SUPPLIED PASSAGE:
• • • •

As Umberto Eco pointed out, lists are our way of avoiding death. By giving order to the world, and organization - by making rational sense of it - we avoid our own death. I'll quote him, from an interview in 2009 with Spiegel Magazine:
"SPIEGEL: Why do we waste so much time trying to complete things that can't be realistically completed?
"Eco: We have a limit, a very discouraging, humiliating limit: death. That's why we like all the things that we assume have no limits and, therefore, no end. It's a way of escaping thoughts about death. We like lists because we don't want to die."

• • • •

INFORMATION SUPPLIED:
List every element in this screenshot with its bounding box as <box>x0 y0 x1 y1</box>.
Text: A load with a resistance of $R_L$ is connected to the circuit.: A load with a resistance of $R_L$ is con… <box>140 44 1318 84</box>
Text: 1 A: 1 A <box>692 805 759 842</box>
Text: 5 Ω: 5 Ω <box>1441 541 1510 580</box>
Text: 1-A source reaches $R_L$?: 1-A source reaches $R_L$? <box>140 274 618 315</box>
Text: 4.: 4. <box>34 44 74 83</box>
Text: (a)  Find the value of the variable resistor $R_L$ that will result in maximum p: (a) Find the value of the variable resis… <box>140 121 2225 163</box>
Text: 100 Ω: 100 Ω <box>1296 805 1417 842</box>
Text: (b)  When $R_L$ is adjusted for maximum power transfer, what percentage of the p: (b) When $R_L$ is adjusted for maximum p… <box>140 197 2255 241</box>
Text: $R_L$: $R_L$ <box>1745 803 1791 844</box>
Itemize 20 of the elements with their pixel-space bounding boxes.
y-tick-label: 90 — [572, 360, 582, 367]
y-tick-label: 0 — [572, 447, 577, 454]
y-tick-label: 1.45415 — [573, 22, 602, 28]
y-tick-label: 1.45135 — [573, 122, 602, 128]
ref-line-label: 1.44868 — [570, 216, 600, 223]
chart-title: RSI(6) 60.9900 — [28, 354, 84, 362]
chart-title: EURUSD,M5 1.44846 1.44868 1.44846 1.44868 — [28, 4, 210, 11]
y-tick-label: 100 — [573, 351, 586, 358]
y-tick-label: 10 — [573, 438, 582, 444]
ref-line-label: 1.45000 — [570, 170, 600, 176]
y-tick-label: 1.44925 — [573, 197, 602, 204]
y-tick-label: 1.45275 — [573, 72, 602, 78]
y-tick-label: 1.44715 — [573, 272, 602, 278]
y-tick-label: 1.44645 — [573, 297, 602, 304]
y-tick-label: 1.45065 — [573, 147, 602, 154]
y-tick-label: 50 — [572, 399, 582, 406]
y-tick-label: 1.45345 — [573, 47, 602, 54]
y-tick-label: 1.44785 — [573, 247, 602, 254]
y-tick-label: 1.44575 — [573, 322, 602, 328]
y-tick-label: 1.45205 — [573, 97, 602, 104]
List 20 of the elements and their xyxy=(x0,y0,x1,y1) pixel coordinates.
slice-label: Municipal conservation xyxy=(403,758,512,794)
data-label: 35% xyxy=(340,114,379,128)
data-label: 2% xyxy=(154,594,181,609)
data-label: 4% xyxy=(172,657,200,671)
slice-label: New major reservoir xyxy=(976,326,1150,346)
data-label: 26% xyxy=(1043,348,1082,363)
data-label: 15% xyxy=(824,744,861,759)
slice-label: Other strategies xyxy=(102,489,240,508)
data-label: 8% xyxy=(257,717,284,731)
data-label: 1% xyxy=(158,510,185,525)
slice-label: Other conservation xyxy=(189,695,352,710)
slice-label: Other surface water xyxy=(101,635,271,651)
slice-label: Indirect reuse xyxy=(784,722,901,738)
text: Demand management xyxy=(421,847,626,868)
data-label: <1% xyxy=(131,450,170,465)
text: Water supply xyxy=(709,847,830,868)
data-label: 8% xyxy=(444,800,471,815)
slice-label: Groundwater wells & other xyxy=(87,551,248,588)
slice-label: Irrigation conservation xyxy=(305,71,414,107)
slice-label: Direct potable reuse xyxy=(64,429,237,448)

• • • •

GOALS:
• A. In the passage about lists, take the part starting with "As Umberto Eco" and going on through "be realistically completed?", and change "Spiegel Magazine" to "Der Spiegel".
• B. According to the passage about lists, in what year did Umberto Eco give the interview it quotes?
The lines have no connection to the passage about lists.

TASK-BY-TASK RESULTS:
• A.
As Umberto Eco pointed out, lists are our way of avoiding death. By giving order to the world, and organization - by making rational sense of it - we avoid our own death. I'll quote him, from an interview in 2009 with Der Spiegel:
"SPIEGEL: Why do we waste so much time trying to complete things that can't be realistically completed?

• B. 2009